What needs to be done:
Check every line below for the word "from" and copy the ones that have it.

The records:
┄┄┄┄┄┄┄┄┄┄

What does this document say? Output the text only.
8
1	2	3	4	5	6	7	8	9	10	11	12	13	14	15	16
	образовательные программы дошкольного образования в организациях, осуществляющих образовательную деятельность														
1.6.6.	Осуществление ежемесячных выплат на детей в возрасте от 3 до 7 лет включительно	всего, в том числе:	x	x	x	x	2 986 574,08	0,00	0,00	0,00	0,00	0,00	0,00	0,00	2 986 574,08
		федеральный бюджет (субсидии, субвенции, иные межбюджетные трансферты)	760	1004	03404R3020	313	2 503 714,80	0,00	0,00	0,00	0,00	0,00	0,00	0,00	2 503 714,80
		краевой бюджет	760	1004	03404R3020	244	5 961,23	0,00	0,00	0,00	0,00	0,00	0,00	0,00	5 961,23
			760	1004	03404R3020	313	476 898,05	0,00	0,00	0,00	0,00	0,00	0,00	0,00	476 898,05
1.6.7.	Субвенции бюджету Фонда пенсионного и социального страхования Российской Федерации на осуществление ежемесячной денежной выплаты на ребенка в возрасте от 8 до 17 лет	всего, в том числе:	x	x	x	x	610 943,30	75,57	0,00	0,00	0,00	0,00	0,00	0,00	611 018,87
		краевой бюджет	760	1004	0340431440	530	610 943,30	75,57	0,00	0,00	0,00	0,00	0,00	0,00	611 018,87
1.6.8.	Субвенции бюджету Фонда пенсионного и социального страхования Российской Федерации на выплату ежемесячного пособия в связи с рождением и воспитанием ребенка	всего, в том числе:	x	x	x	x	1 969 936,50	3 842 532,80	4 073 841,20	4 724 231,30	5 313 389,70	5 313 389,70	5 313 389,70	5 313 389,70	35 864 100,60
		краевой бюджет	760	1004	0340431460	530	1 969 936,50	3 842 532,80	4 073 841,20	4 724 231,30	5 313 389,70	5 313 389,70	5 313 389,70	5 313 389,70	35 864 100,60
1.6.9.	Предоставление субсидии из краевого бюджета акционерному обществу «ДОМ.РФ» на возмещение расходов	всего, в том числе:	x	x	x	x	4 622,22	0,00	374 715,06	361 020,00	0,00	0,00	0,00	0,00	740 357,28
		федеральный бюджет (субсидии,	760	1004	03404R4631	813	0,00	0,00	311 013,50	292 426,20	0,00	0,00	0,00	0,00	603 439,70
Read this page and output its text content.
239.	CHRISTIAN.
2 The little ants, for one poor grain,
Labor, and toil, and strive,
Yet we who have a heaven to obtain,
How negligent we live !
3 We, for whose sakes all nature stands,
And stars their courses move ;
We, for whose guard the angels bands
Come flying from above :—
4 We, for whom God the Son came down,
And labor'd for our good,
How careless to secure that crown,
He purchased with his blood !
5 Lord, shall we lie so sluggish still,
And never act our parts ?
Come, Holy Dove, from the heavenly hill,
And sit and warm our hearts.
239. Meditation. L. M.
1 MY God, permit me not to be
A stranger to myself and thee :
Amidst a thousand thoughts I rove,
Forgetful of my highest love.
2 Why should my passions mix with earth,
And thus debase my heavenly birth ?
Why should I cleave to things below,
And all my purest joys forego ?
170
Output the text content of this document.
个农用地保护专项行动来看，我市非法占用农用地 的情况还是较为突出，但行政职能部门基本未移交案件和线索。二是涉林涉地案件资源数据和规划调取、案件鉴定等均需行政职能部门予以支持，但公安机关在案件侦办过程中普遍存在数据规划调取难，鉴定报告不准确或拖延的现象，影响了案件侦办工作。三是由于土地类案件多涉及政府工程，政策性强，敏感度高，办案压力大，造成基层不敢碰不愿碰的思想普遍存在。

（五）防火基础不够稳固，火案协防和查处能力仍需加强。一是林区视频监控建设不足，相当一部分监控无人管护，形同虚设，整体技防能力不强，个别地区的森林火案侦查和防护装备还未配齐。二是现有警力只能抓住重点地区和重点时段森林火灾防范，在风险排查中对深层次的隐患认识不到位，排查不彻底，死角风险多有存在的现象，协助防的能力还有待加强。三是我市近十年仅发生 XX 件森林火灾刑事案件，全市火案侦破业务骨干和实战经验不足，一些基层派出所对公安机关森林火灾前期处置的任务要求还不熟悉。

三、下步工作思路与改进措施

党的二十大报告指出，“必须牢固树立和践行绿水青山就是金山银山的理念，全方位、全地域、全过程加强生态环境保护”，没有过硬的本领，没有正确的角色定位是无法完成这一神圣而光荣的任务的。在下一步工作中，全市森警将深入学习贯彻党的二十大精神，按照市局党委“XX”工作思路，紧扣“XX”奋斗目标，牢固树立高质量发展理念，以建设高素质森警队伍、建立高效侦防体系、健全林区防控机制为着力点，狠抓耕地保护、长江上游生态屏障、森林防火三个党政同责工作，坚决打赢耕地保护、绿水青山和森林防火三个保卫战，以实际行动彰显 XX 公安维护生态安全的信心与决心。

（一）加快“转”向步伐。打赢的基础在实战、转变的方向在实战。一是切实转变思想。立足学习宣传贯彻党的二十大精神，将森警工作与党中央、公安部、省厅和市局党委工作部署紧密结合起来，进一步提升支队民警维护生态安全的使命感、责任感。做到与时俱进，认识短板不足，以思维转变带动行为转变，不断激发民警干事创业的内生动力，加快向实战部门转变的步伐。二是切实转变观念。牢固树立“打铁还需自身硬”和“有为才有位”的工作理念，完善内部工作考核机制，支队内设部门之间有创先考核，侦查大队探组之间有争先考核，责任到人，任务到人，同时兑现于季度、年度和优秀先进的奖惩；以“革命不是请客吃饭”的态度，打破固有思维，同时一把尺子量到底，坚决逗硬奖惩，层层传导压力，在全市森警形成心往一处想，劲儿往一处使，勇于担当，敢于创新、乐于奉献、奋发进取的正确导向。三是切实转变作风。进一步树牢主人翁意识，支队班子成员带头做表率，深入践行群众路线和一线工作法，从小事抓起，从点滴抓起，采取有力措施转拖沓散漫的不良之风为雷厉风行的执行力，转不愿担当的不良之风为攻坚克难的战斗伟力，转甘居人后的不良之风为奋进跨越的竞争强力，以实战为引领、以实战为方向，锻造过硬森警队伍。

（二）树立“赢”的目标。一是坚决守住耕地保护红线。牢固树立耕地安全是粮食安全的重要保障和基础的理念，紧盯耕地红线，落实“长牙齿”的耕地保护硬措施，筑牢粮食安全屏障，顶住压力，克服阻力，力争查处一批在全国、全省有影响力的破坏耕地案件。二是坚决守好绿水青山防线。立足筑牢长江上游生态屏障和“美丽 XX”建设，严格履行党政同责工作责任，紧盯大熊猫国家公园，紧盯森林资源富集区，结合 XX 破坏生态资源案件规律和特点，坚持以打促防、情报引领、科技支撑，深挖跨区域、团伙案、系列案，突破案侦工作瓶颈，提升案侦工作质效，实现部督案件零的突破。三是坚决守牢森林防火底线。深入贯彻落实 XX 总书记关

┄┄┄┄┄┄┄┄┄┄

Finished task:
Come flying from above :—
Come, Holy Dove, from the heavenly hill,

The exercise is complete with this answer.